Given data:
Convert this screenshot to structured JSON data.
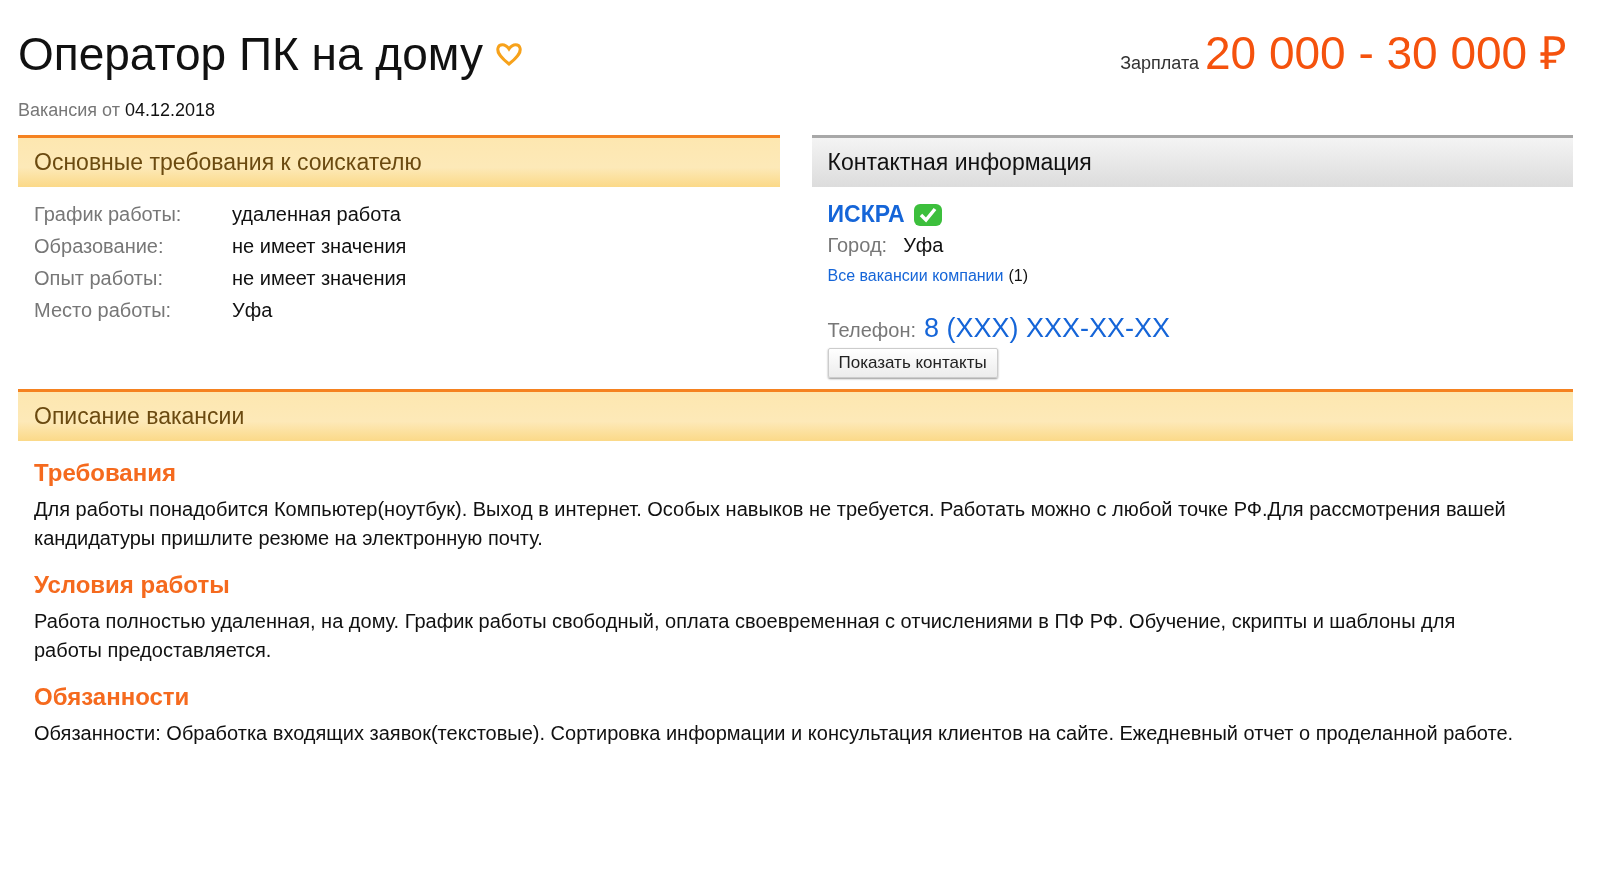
{
  "title": "Оператор ПК на дому",
  "salary": {
    "label": "Зарплата",
    "value": "20 000 - 30 000 ₽"
  },
  "posted": {
    "label": "Вакансия от",
    "date": "04.12.2018"
  },
  "requirements": {
    "heading": "Основные требования к соискателю",
    "rows": [
      {
        "label": "График работы:",
        "value": "удаленная работа"
      },
      {
        "label": "Образование:",
        "value": "не имеет значения"
      },
      {
        "label": "Опыт работы:",
        "value": "не имеет значения"
      },
      {
        "label": "Место работы:",
        "value": "Уфа"
      }
    ]
  },
  "contact": {
    "heading": "Контактная информация",
    "company": "ИСКРА",
    "verified": true,
    "city_label": "Город:",
    "city": "Уфа",
    "all_vacancies_link": "Все вакансии компании",
    "all_vacancies_count": "(1)",
    "phone_label": "Телефон:",
    "phone": "8 (XXX) XXX-XX-XX",
    "show_button": "Показать контакты"
  },
  "description": {
    "heading": "Описание вакансии",
    "sections": [
      {
        "heading": "Требования",
        "text": "Для работы понадобится Компьютер(ноутбук). Выход в интернет. Особых навыков не требуется. Работать можно с любой точке РФ.Для рассмотрения вашей кандидатуры пришлите резюме на электронную почту."
      },
      {
        "heading": "Условия работы",
        "text": "Работа полностью удаленная, на дому. График работы свободный, оплата своевременная с отчислениями в ПФ РФ. Обучение, скрипты и шаблоны для работы предоставляется."
      },
      {
        "heading": "Обязанности",
        "text": "Обязанности: Обработка входящих заявок(текстовые). Сортировка информации и консультация клиентов на сайте. Ежедневный отчет о проделанной работе."
      }
    ]
  }
}
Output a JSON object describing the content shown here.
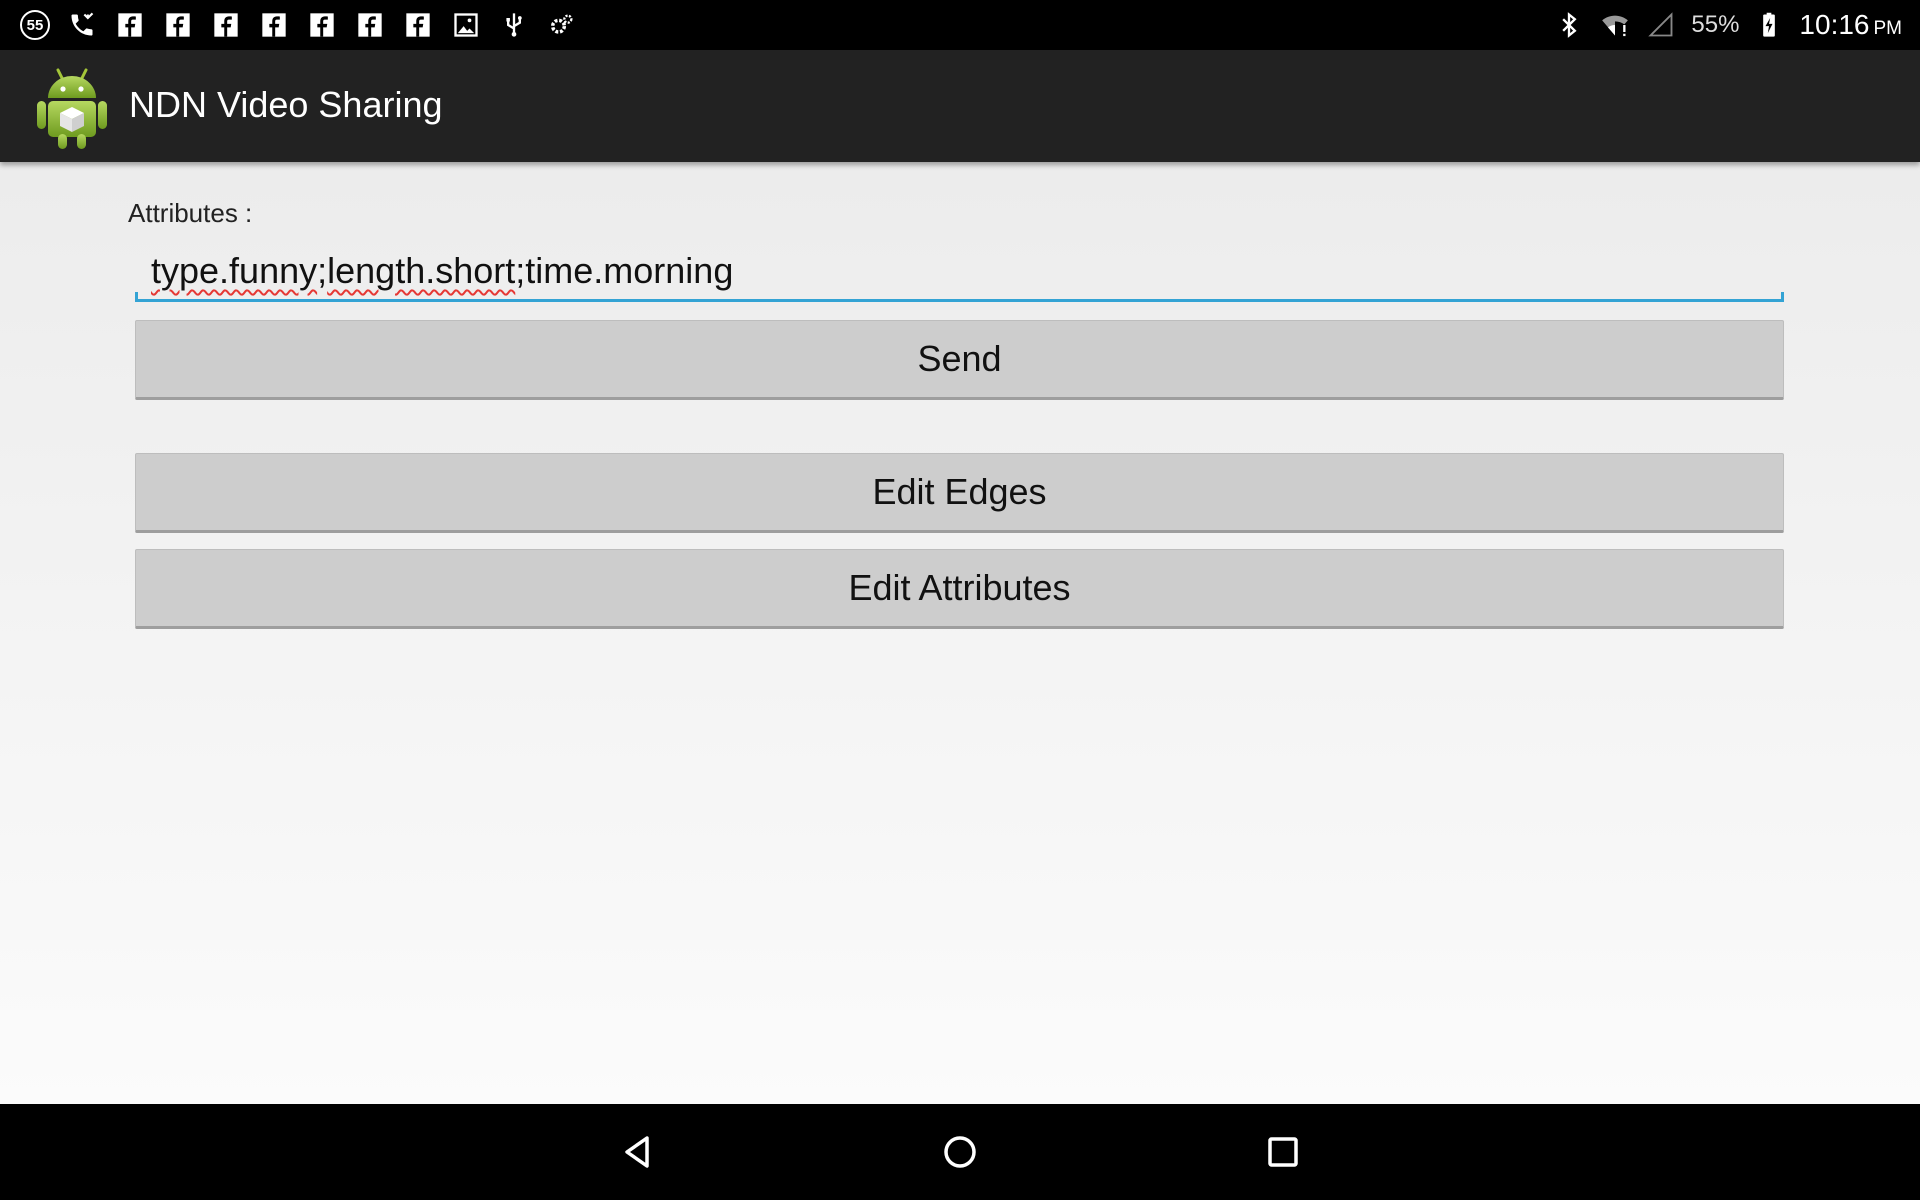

Exercise: Repeat the full listing above exactly, with no pictures in the copy.

Answer for the task:
Convert this screenshot to structured JSON data.
{
  "title": "Оператор ПК на дому",
  "salary": {
    "label": "Зарплата",
    "value": "20 000 - 30 000 ₽"
  },
  "posted": {
    "label": "Вакансия от",
    "date": "04.12.2018"
  },
  "requirements": {
    "heading": "Основные требования к соискателю",
    "rows": [
      {
        "label": "График работы:",
        "value": "удаленная работа"
      },
      {
        "label": "Образование:",
        "value": "не имеет значения"
      },
      {
        "label": "Опыт работы:",
        "value": "не имеет значения"
      },
      {
        "label": "Место работы:",
        "value": "Уфа"
      }
    ]
  },
  "contact": {
    "heading": "Контактная информация",
    "company": "ИСКРА",
    "verified": true,
    "city_label": "Город:",
    "city": "Уфа",
    "all_vacancies_link": "Все вакансии компании",
    "all_vacancies_count": "(1)",
    "phone_label": "Телефон:",
    "phone": "8 (XXX) XXX-XX-XX",
    "show_button": "Показать контакты"
  },
  "description": {
    "heading": "Описание вакансии",
    "sections": [
      {
        "heading": "Требования",
        "text": "Для работы понадобится Компьютер(ноутбук). Выход в интернет. Особых навыков не требуется. Работать можно с любой точке РФ.Для рассмотрения вашей кандидатуры пришлите резюме на электронную почту."
      },
      {
        "heading": "Условия работы",
        "text": "Работа полностью удаленная, на дому. График работы свободный, оплата своевременная с отчислениями в ПФ РФ. Обучение, скрипты и шаблоны для работы предоставляется."
      },
      {
        "heading": "Обязанности",
        "text": "Обязанности: Обработка входящих заявок(текстовые). Сортировка информации и консультация клиентов на сайте. Ежедневный отчет о проделанной работе."
      }
    ]
  }
}
Output a JSON object describing the content shown here.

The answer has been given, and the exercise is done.